/---
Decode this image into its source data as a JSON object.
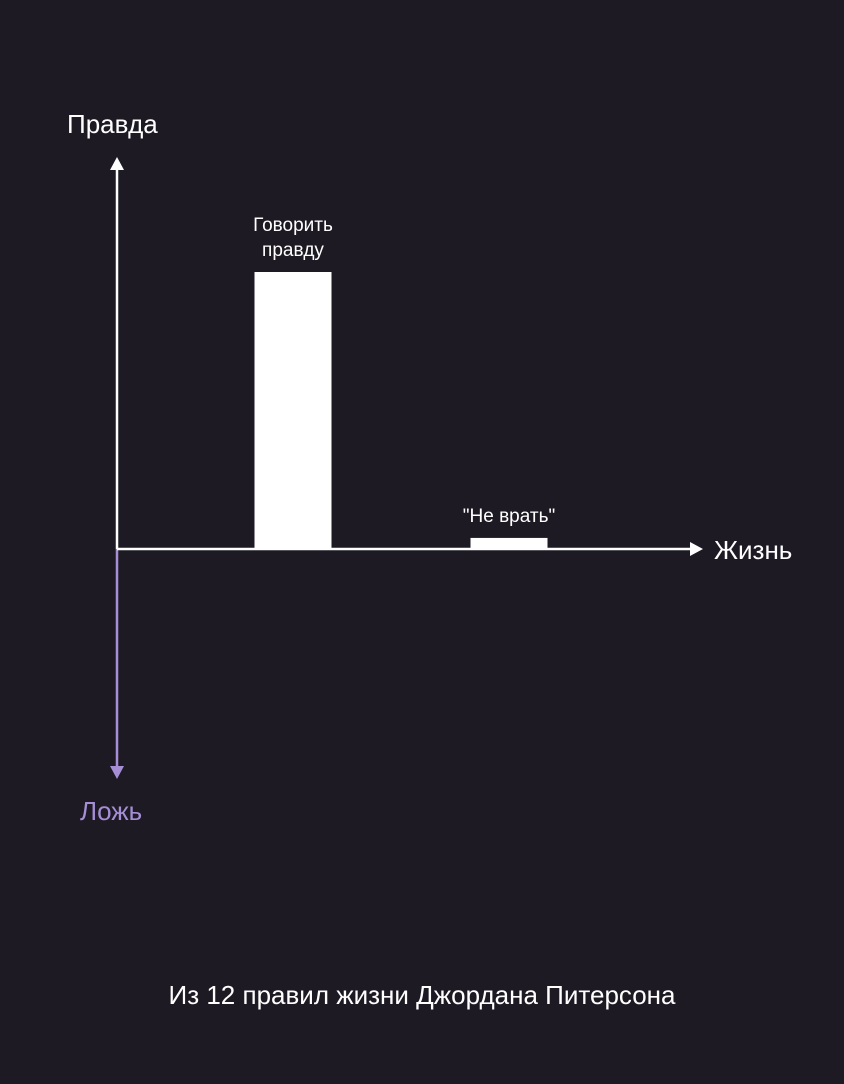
{
  "caption": "Из 12 правил жизни Джордана Питерсона",
  "colors": {
    "background": "#1e1a24",
    "positive": "#ffffff",
    "negative": "#a58ed6"
  },
  "chart_data": {
    "type": "bar",
    "title": "",
    "xlabel": "Жизнь",
    "ylabel_positive": "Правда",
    "ylabel_negative": "Ложь",
    "grid": false,
    "legend": "none",
    "categories": [
      "Говорить правду",
      "\"Не врать\""
    ],
    "values": [
      1.0,
      0.04
    ],
    "ylim": [
      -0.82,
      1.4
    ]
  }
}
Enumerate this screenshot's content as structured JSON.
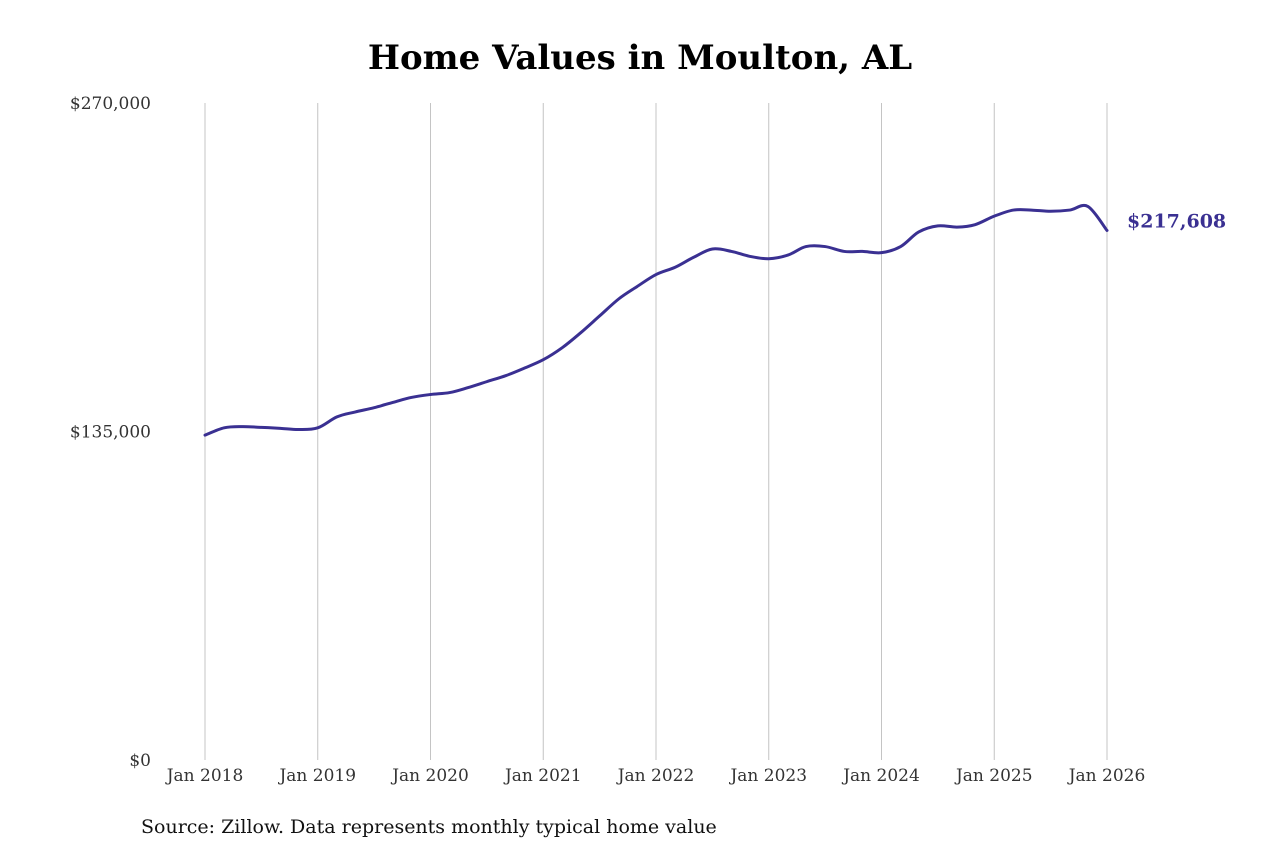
{
  "chart_data": {
    "type": "line",
    "title": "Home Values in Moulton, AL",
    "xlabel": "",
    "ylabel": "",
    "ylim": [
      0,
      270000
    ],
    "y_ticks": [
      {
        "value": 0,
        "label": "$0"
      },
      {
        "value": 135000,
        "label": "$135,000"
      },
      {
        "value": 270000,
        "label": "$270,000"
      }
    ],
    "x_ticks": [
      {
        "value": 2018,
        "label": "Jan 2018"
      },
      {
        "value": 2019,
        "label": "Jan 2019"
      },
      {
        "value": 2020,
        "label": "Jan 2020"
      },
      {
        "value": 2021,
        "label": "Jan 2021"
      },
      {
        "value": 2022,
        "label": "Jan 2022"
      },
      {
        "value": 2023,
        "label": "Jan 2023"
      },
      {
        "value": 2024,
        "label": "Jan 2024"
      },
      {
        "value": 2025,
        "label": "Jan 2025"
      },
      {
        "value": 2026,
        "label": "Jan 2026"
      }
    ],
    "grid": "vertical",
    "line_color": "#3a3092",
    "end_label": "$217,608",
    "series": [
      {
        "name": "",
        "points": [
          [
            2018.0,
            133500
          ],
          [
            2018.17,
            136500
          ],
          [
            2018.33,
            137000
          ],
          [
            2018.5,
            136700
          ],
          [
            2018.67,
            136300
          ],
          [
            2018.83,
            135800
          ],
          [
            2019.0,
            136500
          ],
          [
            2019.17,
            141000
          ],
          [
            2019.33,
            143000
          ],
          [
            2019.5,
            144800
          ],
          [
            2019.67,
            147000
          ],
          [
            2019.83,
            149000
          ],
          [
            2020.0,
            150200
          ],
          [
            2020.17,
            151000
          ],
          [
            2020.33,
            153000
          ],
          [
            2020.5,
            155500
          ],
          [
            2020.67,
            158000
          ],
          [
            2020.83,
            161000
          ],
          [
            2021.0,
            164500
          ],
          [
            2021.17,
            169500
          ],
          [
            2021.33,
            175500
          ],
          [
            2021.5,
            182500
          ],
          [
            2021.67,
            189500
          ],
          [
            2021.83,
            194500
          ],
          [
            2022.0,
            199500
          ],
          [
            2022.17,
            202500
          ],
          [
            2022.33,
            206500
          ],
          [
            2022.5,
            210000
          ],
          [
            2022.67,
            209000
          ],
          [
            2022.83,
            207000
          ],
          [
            2023.0,
            206000
          ],
          [
            2023.17,
            207500
          ],
          [
            2023.33,
            211000
          ],
          [
            2023.5,
            211000
          ],
          [
            2023.67,
            209000
          ],
          [
            2023.83,
            209000
          ],
          [
            2024.0,
            208500
          ],
          [
            2024.17,
            211000
          ],
          [
            2024.33,
            217000
          ],
          [
            2024.5,
            219500
          ],
          [
            2024.67,
            219000
          ],
          [
            2024.83,
            220000
          ],
          [
            2025.0,
            223500
          ],
          [
            2025.17,
            226000
          ],
          [
            2025.33,
            226000
          ],
          [
            2025.5,
            225500
          ],
          [
            2025.67,
            226000
          ],
          [
            2025.83,
            227500
          ],
          [
            2026.0,
            217608
          ]
        ]
      }
    ]
  },
  "source_note": "Source: Zillow. Data represents monthly typical home value"
}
\---
Images should not appear in the copy; retype the listing above exactly.

Correct result:
Decode this image into its source data as a JSON object.
{
  "caption": "Из 12 правил жизни Джордана Питерсона",
  "colors": {
    "background": "#1e1a24",
    "positive": "#ffffff",
    "negative": "#a58ed6"
  },
  "chart_data": {
    "type": "bar",
    "title": "",
    "xlabel": "Жизнь",
    "ylabel_positive": "Правда",
    "ylabel_negative": "Ложь",
    "grid": false,
    "legend": "none",
    "categories": [
      "Говорить правду",
      "\"Не врать\""
    ],
    "values": [
      1.0,
      0.04
    ],
    "ylim": [
      -0.82,
      1.4
    ]
  }
}
Enumerate this screenshot's content as structured JSON.
{
  "chart_data": {
    "type": "line",
    "title": "Home Values in Moulton, AL",
    "xlabel": "",
    "ylabel": "",
    "ylim": [
      0,
      270000
    ],
    "y_ticks": [
      {
        "value": 0,
        "label": "$0"
      },
      {
        "value": 135000,
        "label": "$135,000"
      },
      {
        "value": 270000,
        "label": "$270,000"
      }
    ],
    "x_ticks": [
      {
        "value": 2018,
        "label": "Jan 2018"
      },
      {
        "value": 2019,
        "label": "Jan 2019"
      },
      {
        "value": 2020,
        "label": "Jan 2020"
      },
      {
        "value": 2021,
        "label": "Jan 2021"
      },
      {
        "value": 2022,
        "label": "Jan 2022"
      },
      {
        "value": 2023,
        "label": "Jan 2023"
      },
      {
        "value": 2024,
        "label": "Jan 2024"
      },
      {
        "value": 2025,
        "label": "Jan 2025"
      },
      {
        "value": 2026,
        "label": "Jan 2026"
      }
    ],
    "grid": "vertical",
    "line_color": "#3a3092",
    "end_label": "$217,608",
    "series": [
      {
        "name": "",
        "points": [
          [
            2018.0,
            133500
          ],
          [
            2018.17,
            136500
          ],
          [
            2018.33,
            137000
          ],
          [
            2018.5,
            136700
          ],
          [
            2018.67,
            136300
          ],
          [
            2018.83,
            135800
          ],
          [
            2019.0,
            136500
          ],
          [
            2019.17,
            141000
          ],
          [
            2019.33,
            143000
          ],
          [
            2019.5,
            144800
          ],
          [
            2019.67,
            147000
          ],
          [
            2019.83,
            149000
          ],
          [
            2020.0,
            150200
          ],
          [
            2020.17,
            151000
          ],
          [
            2020.33,
            153000
          ],
          [
            2020.5,
            155500
          ],
          [
            2020.67,
            158000
          ],
          [
            2020.83,
            161000
          ],
          [
            2021.0,
            164500
          ],
          [
            2021.17,
            169500
          ],
          [
            2021.33,
            175500
          ],
          [
            2021.5,
            182500
          ],
          [
            2021.67,
            189500
          ],
          [
            2021.83,
            194500
          ],
          [
            2022.0,
            199500
          ],
          [
            2022.17,
            202500
          ],
          [
            2022.33,
            206500
          ],
          [
            2022.5,
            210000
          ],
          [
            2022.67,
            209000
          ],
          [
            2022.83,
            207000
          ],
          [
            2023.0,
            206000
          ],
          [
            2023.17,
            207500
          ],
          [
            2023.33,
            211000
          ],
          [
            2023.5,
            211000
          ],
          [
            2023.67,
            209000
          ],
          [
            2023.83,
            209000
          ],
          [
            2024.0,
            208500
          ],
          [
            2024.17,
            211000
          ],
          [
            2024.33,
            217000
          ],
          [
            2024.5,
            219500
          ],
          [
            2024.67,
            219000
          ],
          [
            2024.83,
            220000
          ],
          [
            2025.0,
            223500
          ],
          [
            2025.17,
            226000
          ],
          [
            2025.33,
            226000
          ],
          [
            2025.5,
            225500
          ],
          [
            2025.67,
            226000
          ],
          [
            2025.83,
            227500
          ],
          [
            2026.0,
            217608
          ]
        ]
      }
    ]
  },
  "source_note": "Source: Zillow. Data represents monthly typical home value"
}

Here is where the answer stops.